所给摘录:
______________________________
在判断 AutoGluon 是否比其他解决方案更具可解释性之前,我们建议阅读 Zachary Lipton 的《模型可解释性的神话》,该文论述了为什么像树和线性模型这样常被声称具有可解释性的模型,很少比更高级的模型具有更强的实际可解释性。

加速推理

我们介绍了多种方法来减少 AutoGluon 生成预测所需的时间。

在提供代码示例之前,了解 AutoGluon 中有几种加速推理的方法非常重要。下表按优先级列出了这些选项。

优化

推理加速

成本

备注

refit_full

至少 8 倍以上,最高可达 160 倍(需要 bagging)

-质量,+拟合时间

仅在启用 bagging 时提供加速。

persist

在线推理中最高可达 10 倍

++内存使用

如果内存不足以持久化模型,则无法获得加速。此加速最适用于在线推理,不适用于批量推理。

infer_limit

可配置,约 50 倍

-质量(相对于加速)

如果启用 bagging,在使用 infer_limit 时始终使用 refit_full

distill

约等于 refit_fullinfer_limit 设置为极端值时的组合加速效果

--质量,++拟合时间

refit_fullinfer_limit 不兼容。

特征剪枝

通常最多 1.5 倍。如果愿意大幅降低质量,可以更高。

-质量?,++拟合时间

取决于数据中是否存在不重要的特征。调用 predictor.feature_importance(test_data) 来衡量哪些特征可以移除。

使用更快的硬件

通常最多 3 倍。取决于硬件(忽略 GPU)。

+硬件

例如,EC2 c6i.2xlarge 的速度比 m5.2xlarge 快约 1.6 倍,价格相似。特别是笔记本电脑,相比云实例可能较慢。

手动调整超参数

假设已指定 infer_limit,通常最多 2 倍。

---质量?,+++用户机器学习专业知识

可能非常复杂,不建议使用。通过这种方式获得加速的潜在方法是减少 LightGBM、XGBoost、CatBoost、RandomForest 和 ExtraTrees 中树的数量。

手动数据预处理

假设已指定所有其他优化并且设置为在线推理,通常最多 1.2 倍。

++++用户机器学习专业知识,++++用户代码

仅与在线推理相关。不建议这样做,因为 AutoGluon 的默认预处理已经高度优化。

如果启用了 bagging(num_bag_folds > 0 或 num_stack_levels > 0 或使用 'best_quality' 预设),推理优化的顺序应为:

  1. refit_full

  2. persist

  3. infer_limit

如果未启用 bagging(num_bag_folds = 0, num_stack_levels = 0),推理优化的顺序应为:

  1. persist

  2. infer_limit

如果遵循这些建议仍未获得足够快的模型,您可以考虑表格中更高级的选项。
______________________________
任务要求:
续写上文关于 AutoGluon 推理加速的文字,从其最后一句之后写起。

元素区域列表
______________________________
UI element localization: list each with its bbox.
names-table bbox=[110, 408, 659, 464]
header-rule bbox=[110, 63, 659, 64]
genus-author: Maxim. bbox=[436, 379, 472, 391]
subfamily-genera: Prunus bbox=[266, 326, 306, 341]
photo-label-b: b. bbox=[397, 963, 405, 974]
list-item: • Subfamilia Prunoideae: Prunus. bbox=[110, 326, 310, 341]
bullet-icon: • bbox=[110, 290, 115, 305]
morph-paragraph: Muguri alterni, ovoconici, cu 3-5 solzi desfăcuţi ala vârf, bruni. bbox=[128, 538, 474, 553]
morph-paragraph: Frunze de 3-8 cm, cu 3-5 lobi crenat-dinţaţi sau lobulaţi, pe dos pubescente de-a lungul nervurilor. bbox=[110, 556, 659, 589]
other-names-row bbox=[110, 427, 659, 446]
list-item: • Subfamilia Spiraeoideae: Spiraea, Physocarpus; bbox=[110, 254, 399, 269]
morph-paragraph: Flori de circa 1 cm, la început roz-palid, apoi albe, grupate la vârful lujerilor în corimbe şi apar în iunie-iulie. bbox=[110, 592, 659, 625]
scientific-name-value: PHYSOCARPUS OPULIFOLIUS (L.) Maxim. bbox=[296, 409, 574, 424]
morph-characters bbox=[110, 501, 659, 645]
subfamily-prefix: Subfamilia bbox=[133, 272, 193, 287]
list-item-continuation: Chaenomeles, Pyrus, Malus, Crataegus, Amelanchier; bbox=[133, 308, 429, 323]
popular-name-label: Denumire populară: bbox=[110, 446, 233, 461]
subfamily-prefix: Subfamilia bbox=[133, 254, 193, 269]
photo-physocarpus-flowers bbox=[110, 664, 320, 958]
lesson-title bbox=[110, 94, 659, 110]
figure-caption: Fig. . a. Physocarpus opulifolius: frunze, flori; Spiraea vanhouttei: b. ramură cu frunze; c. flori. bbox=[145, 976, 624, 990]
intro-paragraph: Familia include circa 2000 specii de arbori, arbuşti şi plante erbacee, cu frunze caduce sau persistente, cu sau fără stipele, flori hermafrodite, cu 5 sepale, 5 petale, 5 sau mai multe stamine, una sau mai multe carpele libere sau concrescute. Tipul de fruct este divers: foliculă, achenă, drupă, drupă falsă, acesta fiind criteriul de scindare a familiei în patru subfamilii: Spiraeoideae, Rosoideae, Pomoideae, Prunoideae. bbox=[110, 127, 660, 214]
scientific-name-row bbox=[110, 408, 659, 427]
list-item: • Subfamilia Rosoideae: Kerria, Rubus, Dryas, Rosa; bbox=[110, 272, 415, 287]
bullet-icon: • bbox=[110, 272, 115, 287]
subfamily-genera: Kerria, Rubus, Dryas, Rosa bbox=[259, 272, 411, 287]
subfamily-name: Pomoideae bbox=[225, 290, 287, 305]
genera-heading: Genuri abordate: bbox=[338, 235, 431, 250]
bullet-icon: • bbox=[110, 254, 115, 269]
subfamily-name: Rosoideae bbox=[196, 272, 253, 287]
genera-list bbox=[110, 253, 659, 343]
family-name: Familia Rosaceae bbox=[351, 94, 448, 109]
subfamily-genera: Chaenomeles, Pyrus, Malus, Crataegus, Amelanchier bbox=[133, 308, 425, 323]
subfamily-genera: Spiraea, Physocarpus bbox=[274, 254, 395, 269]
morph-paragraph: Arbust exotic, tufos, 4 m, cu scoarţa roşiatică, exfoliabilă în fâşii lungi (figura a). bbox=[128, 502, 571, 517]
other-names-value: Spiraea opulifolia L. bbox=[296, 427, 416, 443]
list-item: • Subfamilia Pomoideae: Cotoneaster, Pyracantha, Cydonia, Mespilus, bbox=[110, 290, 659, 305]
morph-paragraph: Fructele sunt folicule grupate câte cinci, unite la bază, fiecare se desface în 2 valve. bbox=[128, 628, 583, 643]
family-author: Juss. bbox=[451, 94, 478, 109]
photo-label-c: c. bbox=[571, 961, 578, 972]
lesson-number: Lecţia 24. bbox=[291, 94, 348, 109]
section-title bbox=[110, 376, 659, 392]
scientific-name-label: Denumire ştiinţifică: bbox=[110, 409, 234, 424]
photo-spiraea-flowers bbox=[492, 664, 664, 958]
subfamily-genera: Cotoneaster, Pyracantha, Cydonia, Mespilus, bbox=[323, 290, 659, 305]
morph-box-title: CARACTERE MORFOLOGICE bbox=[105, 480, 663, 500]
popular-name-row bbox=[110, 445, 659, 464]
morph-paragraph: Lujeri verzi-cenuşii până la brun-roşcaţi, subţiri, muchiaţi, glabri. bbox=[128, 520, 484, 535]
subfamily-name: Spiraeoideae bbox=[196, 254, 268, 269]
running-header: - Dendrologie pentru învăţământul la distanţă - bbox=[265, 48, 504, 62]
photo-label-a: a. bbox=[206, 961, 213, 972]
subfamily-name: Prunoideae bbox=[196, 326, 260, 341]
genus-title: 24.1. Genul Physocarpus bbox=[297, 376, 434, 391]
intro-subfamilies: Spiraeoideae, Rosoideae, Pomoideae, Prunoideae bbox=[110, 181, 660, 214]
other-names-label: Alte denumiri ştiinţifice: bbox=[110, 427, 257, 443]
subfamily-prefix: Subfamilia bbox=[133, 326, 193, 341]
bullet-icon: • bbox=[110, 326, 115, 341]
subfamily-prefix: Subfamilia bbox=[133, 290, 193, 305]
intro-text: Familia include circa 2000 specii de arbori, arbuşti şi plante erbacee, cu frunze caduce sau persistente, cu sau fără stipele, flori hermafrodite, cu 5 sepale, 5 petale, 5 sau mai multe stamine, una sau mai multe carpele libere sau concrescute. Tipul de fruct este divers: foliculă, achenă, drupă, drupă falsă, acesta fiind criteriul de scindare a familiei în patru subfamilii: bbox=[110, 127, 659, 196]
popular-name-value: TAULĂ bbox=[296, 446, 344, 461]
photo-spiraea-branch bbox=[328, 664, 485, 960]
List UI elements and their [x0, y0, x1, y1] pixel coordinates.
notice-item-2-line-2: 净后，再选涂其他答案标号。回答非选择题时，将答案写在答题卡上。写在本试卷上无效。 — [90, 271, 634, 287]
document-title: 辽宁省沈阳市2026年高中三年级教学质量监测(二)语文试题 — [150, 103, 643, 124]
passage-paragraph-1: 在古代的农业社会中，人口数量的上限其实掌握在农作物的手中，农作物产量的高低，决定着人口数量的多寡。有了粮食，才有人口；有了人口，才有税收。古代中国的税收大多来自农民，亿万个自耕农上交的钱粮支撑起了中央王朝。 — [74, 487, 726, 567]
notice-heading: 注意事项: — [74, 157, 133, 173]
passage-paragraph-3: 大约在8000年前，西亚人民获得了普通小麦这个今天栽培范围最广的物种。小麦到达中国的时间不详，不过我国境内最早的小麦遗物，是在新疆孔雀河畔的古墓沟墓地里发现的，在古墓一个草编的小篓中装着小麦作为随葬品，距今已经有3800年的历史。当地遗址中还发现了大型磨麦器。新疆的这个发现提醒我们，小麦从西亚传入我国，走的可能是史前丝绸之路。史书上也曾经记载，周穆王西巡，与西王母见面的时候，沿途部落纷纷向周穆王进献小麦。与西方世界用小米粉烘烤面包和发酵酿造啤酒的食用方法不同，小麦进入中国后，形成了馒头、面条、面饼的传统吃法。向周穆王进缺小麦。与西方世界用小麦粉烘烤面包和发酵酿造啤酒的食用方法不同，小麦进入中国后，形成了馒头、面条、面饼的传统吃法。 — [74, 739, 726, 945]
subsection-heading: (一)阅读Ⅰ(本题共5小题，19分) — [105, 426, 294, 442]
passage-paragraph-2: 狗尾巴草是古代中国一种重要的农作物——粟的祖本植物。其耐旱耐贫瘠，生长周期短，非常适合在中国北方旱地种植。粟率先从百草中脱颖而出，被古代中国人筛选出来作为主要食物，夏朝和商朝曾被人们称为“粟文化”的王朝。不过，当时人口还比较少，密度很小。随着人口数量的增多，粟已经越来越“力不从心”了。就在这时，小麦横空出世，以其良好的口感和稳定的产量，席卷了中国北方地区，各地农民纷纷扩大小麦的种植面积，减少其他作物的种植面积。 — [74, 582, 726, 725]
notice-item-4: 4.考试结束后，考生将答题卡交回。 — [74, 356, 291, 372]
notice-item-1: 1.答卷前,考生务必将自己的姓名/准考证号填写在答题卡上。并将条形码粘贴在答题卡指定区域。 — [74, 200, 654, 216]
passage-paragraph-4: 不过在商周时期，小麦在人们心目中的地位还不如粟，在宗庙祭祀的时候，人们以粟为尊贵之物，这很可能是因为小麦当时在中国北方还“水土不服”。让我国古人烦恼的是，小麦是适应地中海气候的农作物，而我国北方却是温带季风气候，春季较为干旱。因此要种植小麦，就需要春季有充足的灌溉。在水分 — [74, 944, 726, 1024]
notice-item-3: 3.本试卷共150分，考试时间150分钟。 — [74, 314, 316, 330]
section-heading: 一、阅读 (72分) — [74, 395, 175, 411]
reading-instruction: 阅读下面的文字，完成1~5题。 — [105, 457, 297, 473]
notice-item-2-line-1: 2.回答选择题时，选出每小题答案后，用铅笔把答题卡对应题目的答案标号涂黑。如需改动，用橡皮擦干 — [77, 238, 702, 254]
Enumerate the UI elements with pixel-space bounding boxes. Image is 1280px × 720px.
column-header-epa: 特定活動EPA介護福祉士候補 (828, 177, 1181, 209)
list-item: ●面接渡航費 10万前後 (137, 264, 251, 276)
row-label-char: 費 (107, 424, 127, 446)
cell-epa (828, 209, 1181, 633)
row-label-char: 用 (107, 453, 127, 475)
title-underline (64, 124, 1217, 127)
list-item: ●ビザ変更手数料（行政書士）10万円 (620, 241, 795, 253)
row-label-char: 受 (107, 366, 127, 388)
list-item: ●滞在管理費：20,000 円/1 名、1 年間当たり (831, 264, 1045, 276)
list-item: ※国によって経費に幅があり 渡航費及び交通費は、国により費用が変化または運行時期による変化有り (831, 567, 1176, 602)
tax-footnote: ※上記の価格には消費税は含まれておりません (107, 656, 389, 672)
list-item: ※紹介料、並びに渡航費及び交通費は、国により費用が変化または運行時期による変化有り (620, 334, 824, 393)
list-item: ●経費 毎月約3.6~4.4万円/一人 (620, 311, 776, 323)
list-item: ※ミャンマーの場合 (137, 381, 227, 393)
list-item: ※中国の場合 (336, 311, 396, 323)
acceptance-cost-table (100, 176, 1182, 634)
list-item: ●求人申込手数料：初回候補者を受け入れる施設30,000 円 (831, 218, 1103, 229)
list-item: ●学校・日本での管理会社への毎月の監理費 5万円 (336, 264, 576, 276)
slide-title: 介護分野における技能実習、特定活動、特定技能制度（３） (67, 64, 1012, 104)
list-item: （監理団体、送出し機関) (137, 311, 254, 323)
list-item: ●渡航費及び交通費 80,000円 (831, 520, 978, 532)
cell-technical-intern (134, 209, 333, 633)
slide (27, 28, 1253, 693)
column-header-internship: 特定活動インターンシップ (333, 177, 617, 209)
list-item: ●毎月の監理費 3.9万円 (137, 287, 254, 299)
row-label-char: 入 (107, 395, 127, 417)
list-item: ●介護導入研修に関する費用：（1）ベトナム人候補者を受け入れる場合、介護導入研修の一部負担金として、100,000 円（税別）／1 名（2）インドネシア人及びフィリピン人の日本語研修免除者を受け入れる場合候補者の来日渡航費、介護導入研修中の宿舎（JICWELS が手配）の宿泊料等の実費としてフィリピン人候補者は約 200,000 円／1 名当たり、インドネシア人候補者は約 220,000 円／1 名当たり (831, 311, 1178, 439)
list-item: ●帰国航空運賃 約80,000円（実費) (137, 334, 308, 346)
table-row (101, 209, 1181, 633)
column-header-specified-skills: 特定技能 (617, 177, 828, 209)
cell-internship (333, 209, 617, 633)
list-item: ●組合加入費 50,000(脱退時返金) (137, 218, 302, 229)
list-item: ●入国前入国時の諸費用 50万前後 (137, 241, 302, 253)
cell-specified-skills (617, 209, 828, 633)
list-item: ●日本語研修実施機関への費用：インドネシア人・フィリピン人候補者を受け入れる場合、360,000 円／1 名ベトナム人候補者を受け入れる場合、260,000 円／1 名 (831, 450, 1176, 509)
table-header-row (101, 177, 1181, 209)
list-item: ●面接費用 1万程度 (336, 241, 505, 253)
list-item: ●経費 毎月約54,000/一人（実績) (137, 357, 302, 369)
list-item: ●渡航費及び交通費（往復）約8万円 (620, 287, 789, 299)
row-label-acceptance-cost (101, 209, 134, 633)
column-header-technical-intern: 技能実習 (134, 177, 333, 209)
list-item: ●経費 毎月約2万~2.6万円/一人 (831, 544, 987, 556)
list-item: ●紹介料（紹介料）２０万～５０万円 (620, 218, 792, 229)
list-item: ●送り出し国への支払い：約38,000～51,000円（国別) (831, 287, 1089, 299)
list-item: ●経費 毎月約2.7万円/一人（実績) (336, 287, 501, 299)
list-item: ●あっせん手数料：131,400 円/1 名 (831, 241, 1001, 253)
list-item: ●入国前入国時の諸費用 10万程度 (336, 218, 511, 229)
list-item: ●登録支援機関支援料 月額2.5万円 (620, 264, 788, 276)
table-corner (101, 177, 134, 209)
______________________________
本题答案:
将模型保留在内存中

默认情况下,AutoGluon 会一次只加载一个模型到内存中,并且仅在需要进行预测时才加载。这种策略对于大型堆叠/bagged 集成模型来说很稳健,但会导致预测时间变慢。如果您计划重复进行预测(例如,一次处理一个新的数据点而不是一个大型测试数据集),您可以首先指定将推理所需的所有模型加载到内存中,如下所示:

predictor.persist()

num_test = 20
preds = np.array(['']*num_test, dtype='object')
for i in range(num_test):
    datapoint = test_data_nolabel.iloc[[i]]
    pred_numpy = predictor.predict(datapoint, as_pandas=False)
    preds[i] = pred_numpy[0]

perf = predictor.evaluate_predictions(y_test[:num_test], preds, auxiliary_metrics=True)
print("Predictions: ", preds)

predictor.unpersist()  # free memory by clearing models, future predict() calls will load models from disk
Predictions:  [' <=50K' ' <=50K' ' >50K' ' <=50K' ' <=50K' ' >50K' ' >50K' ' >50K'
 ' <=50K' ' <=50K' ' <=50K' ' <=50K' ' <=50K' ' <=50K' ' <=50K' ' <=50K'
 ' <=50K' ' >50K' ' >50K' ' <=50K']
Persisting 2 models in memory. Models will require 0.01% of memory.
Unpersisted 2 models: ['WeightedEnsemble_L2', 'LightGBM_BAG_L1']
['WeightedEnsemble_L2', 'LightGBM_BAG_L1']

您也可以通过 persist()models 参数指定要持久化的特定模型,或者简单地设置 models='all' 来同时加载 fit 期间训练的所有模型。

将推理速度作为 fit 约束

如果您在拟合预测器之前知道您的延迟约束,可以将其明确指定为 fit 参数。AutoGluon 将自动以试图满足该约束的方式训练模型。

此约束有两个组成部分:infer_limitinfer_limit_batch_size

  • infer_limit 是预测 1 行数据所需的时间(以秒为单位)。例如,infer_limit=0.05 表示每行数据 50 毫秒,即吞吐量为 20 行/秒。

  • infer_limit_batch_size 是计算每行速度时一次传入进行预测的行数。这非常重要,因为 infer_limit_batch_size=1(在线推理)是非常次优的,因为各种操作都有一个固定的开销成本,与数据大小无关。如果您可以批量传递测试数据,应指定 infer_limit_batch_size=10000

# At most 0.05 ms per row (20000 rows per second throughput)
infer_limit = 0.00005
# adhere to infer_limit with batches of size 10000 (batch-inference, easier to satisfy infer_limit)
infer_limit_batch_size = 10000
# adhere to infer_limit with batches of size 1 (online-inference, much harder to satisfy infer_limit)
# infer_limit_batch_size = 1  # Note that infer_limit<0.02 when infer_limit_batch_size=1 can be difficult to satisfy.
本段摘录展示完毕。